### SUPPLIED MATERIAL
* * * * * * *
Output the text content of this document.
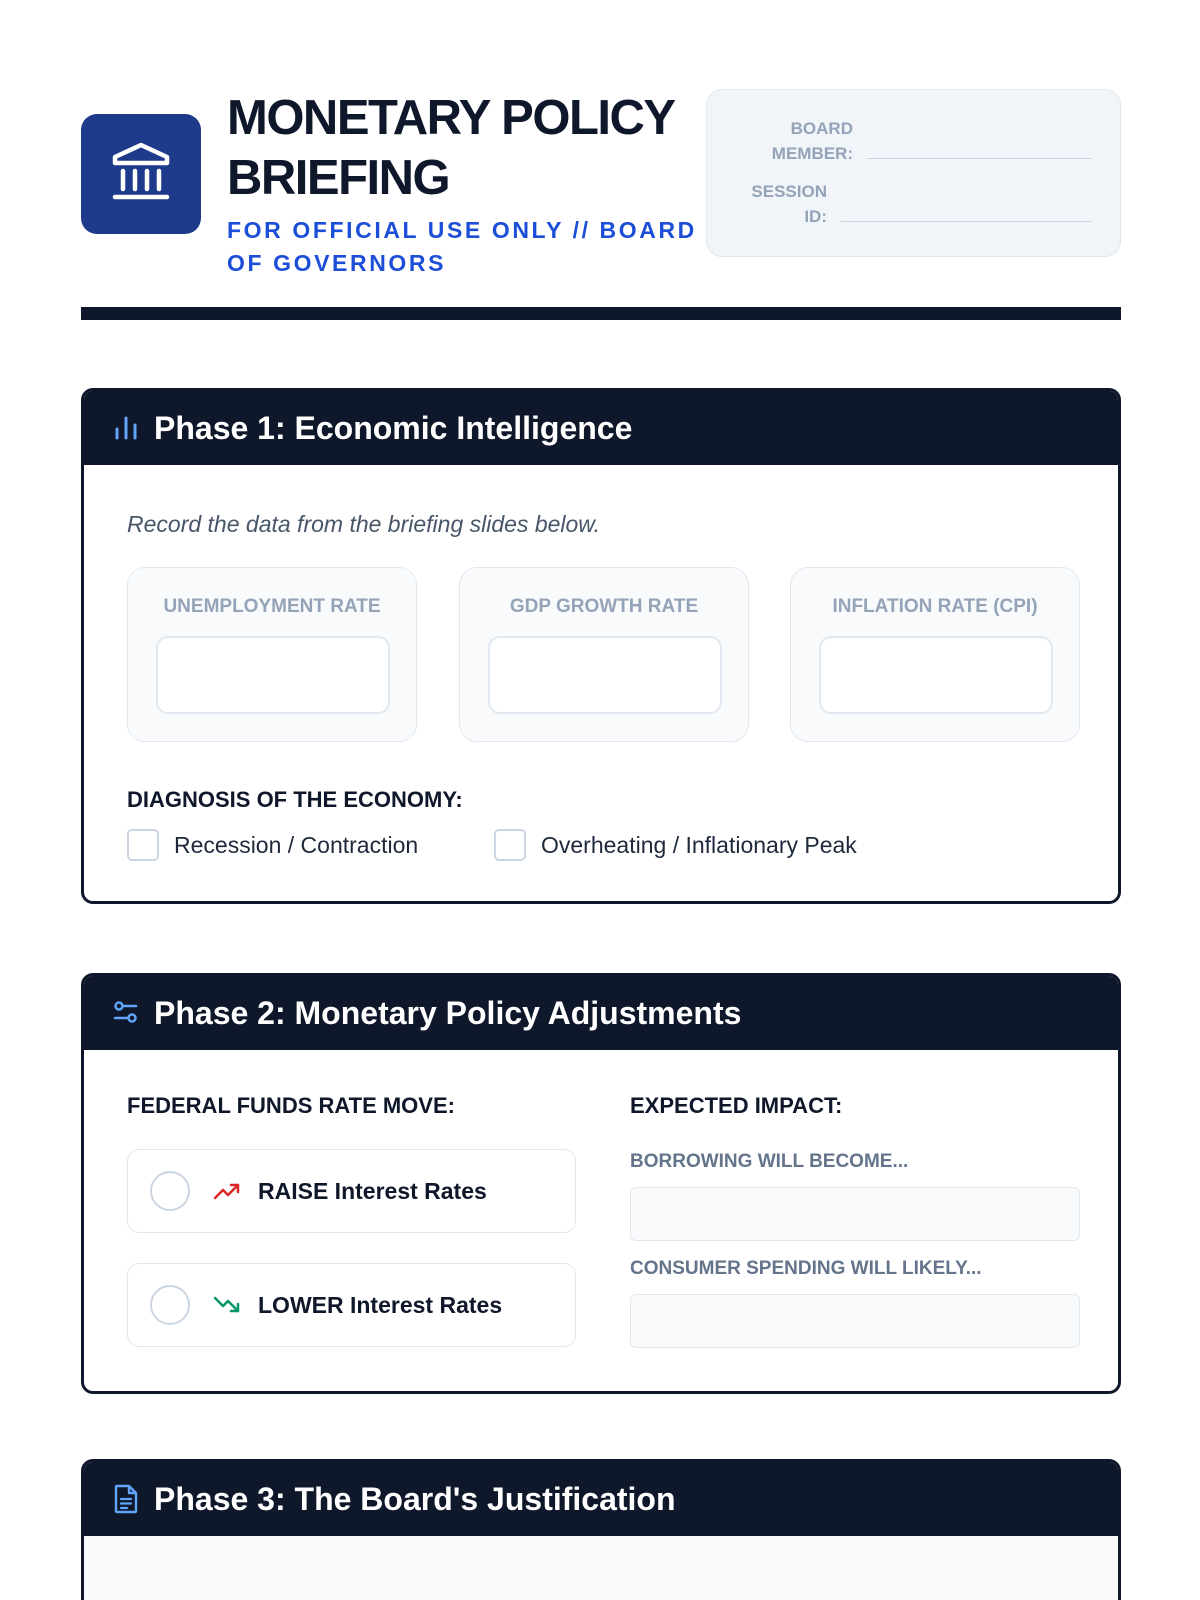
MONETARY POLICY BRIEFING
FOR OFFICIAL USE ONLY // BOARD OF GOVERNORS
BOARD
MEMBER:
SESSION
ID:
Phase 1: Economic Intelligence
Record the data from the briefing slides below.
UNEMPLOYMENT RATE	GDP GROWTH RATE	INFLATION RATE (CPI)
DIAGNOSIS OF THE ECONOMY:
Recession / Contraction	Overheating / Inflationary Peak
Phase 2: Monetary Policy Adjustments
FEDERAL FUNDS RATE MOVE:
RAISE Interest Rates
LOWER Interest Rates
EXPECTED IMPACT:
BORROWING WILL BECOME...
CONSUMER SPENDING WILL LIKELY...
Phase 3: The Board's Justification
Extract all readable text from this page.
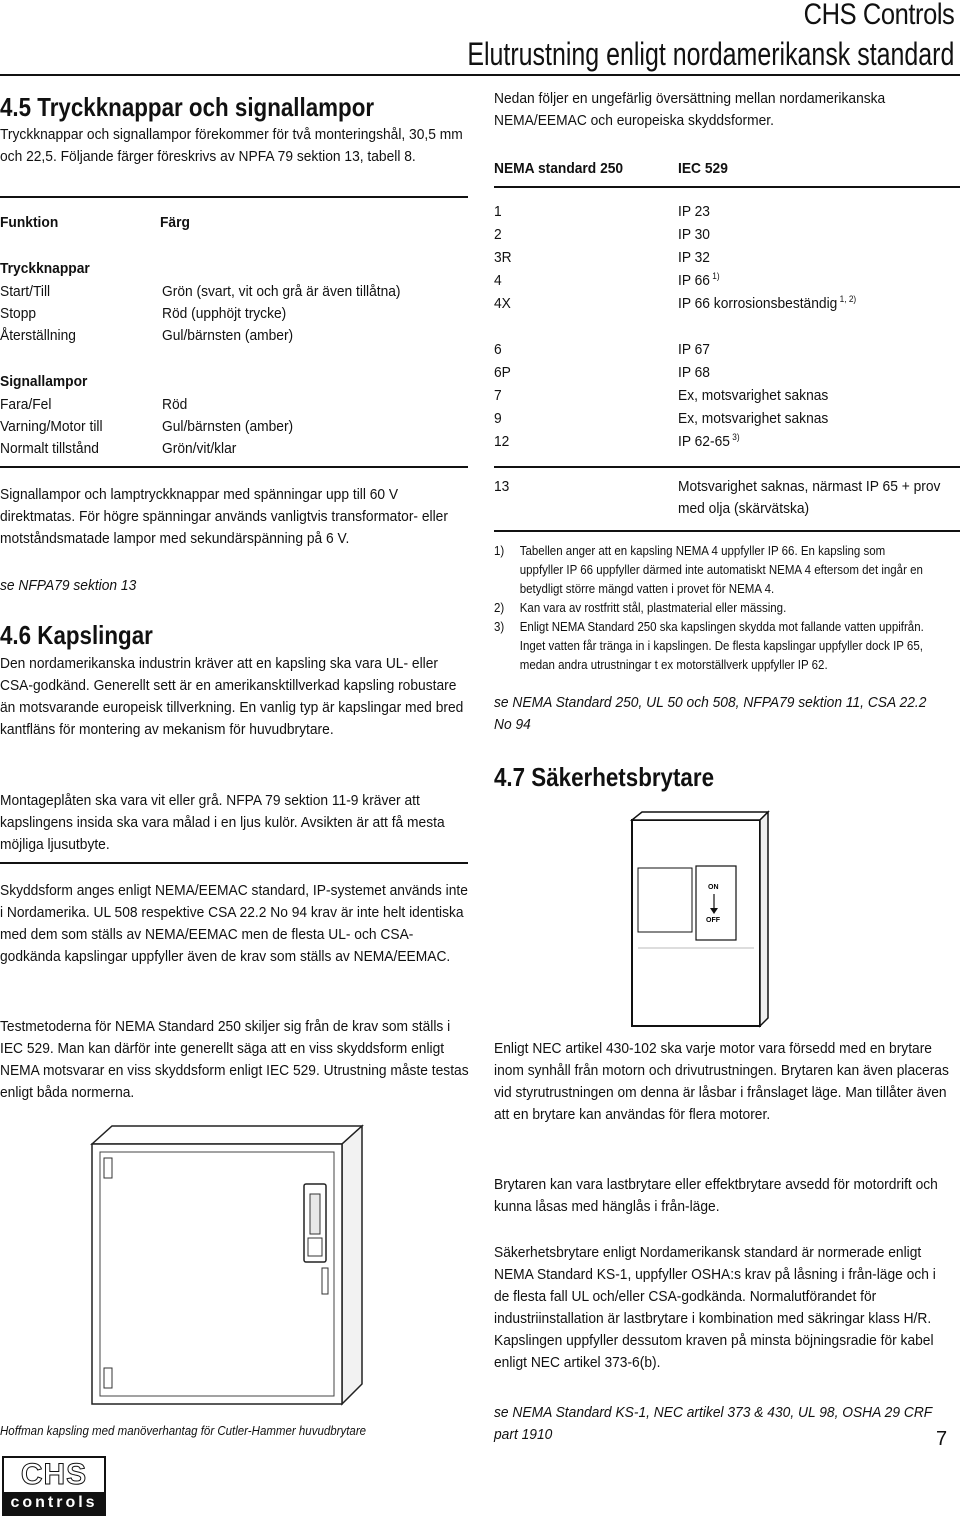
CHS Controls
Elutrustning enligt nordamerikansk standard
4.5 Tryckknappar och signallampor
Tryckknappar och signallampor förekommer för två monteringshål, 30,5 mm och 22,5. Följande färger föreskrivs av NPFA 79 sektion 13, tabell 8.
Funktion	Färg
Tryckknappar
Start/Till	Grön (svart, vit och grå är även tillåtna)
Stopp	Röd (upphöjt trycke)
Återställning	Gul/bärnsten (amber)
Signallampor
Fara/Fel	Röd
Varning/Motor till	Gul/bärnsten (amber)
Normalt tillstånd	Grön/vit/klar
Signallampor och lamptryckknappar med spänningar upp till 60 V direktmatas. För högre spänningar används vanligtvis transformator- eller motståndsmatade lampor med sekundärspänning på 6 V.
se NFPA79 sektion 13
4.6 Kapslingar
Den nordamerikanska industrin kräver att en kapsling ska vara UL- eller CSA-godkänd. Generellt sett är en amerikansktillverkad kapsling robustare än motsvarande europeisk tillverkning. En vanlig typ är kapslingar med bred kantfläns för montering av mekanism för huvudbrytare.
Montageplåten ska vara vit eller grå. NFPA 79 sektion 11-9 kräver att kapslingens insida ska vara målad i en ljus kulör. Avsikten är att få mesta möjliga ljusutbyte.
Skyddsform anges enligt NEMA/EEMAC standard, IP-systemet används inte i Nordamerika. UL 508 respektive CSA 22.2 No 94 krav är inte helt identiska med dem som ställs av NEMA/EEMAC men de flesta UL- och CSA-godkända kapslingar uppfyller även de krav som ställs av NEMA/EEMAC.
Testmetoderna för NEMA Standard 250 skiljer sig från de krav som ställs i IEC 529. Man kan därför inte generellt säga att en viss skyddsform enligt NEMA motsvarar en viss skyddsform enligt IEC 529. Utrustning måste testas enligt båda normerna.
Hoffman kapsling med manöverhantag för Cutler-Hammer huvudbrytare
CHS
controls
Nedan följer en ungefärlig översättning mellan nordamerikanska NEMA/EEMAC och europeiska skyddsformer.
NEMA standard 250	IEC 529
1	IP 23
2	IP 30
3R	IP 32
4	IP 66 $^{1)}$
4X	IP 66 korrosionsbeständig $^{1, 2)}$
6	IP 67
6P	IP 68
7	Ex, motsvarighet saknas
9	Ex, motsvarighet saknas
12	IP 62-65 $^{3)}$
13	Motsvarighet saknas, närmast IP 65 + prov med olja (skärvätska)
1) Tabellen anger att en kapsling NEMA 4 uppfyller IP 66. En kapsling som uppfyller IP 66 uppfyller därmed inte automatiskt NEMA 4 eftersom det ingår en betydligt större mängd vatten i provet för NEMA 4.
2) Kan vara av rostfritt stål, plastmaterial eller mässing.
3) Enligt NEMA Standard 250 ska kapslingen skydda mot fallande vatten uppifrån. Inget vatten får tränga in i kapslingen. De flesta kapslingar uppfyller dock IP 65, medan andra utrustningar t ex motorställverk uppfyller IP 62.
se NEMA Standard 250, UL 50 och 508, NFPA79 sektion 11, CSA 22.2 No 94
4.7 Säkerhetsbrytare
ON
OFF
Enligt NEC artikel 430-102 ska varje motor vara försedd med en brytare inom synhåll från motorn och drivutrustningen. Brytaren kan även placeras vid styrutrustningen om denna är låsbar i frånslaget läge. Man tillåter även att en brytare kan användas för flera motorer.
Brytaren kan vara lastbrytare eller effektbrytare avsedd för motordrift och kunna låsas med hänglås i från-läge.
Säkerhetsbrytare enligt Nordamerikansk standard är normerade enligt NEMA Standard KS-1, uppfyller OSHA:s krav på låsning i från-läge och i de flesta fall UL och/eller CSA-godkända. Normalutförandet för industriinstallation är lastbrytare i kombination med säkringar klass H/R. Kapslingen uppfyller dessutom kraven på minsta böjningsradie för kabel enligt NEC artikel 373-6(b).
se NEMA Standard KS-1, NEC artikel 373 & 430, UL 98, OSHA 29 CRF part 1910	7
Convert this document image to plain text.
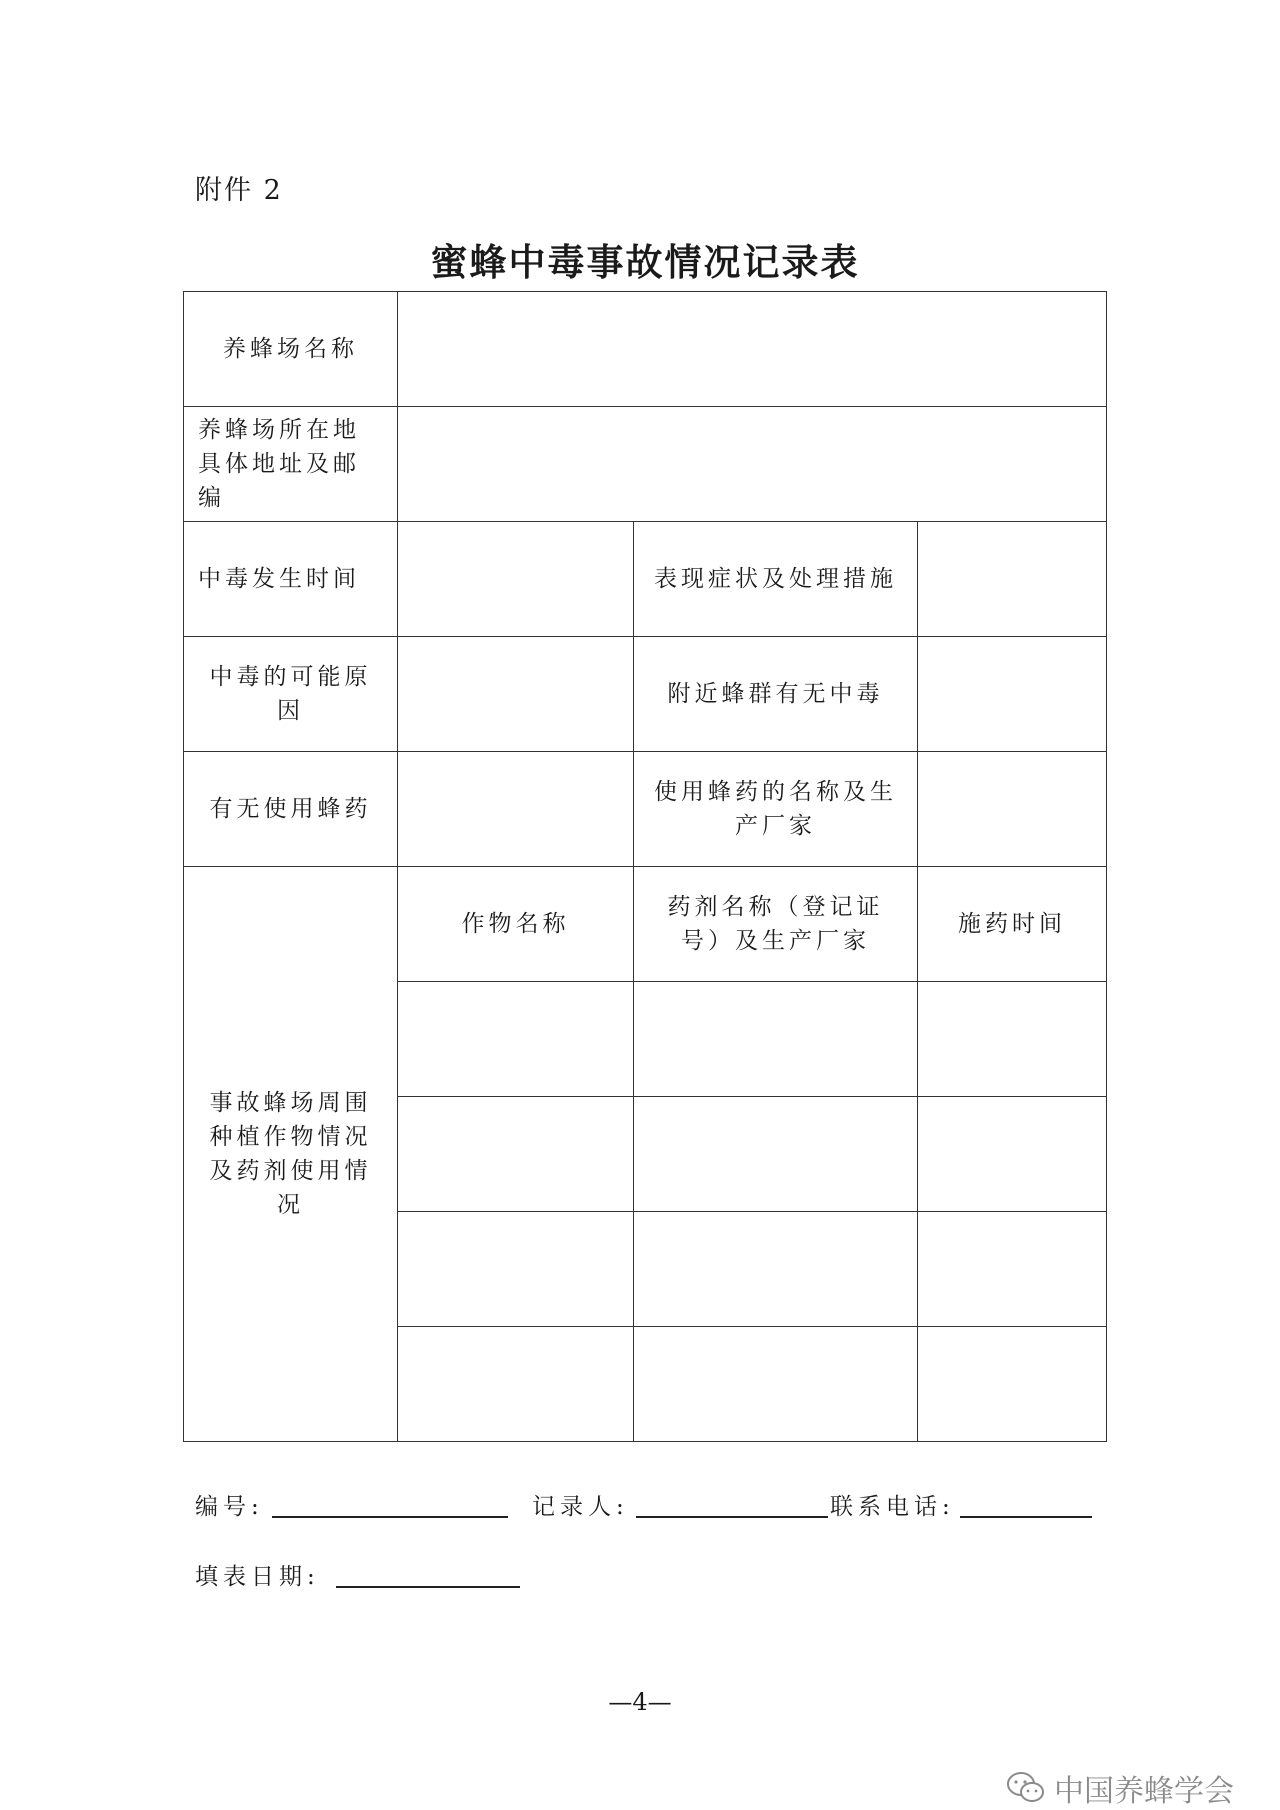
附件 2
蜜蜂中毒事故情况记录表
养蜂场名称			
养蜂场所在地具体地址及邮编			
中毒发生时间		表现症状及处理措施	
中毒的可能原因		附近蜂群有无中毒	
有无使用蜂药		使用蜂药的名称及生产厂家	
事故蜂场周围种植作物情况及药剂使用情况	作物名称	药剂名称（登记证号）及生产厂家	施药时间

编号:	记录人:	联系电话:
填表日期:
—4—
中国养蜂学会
* * * * * * *
### GIVEN INSTRUCTION
Look through the entries above and count each line holding "saknas"; report the count alone.

### RESULT OF THE EXERCISE
3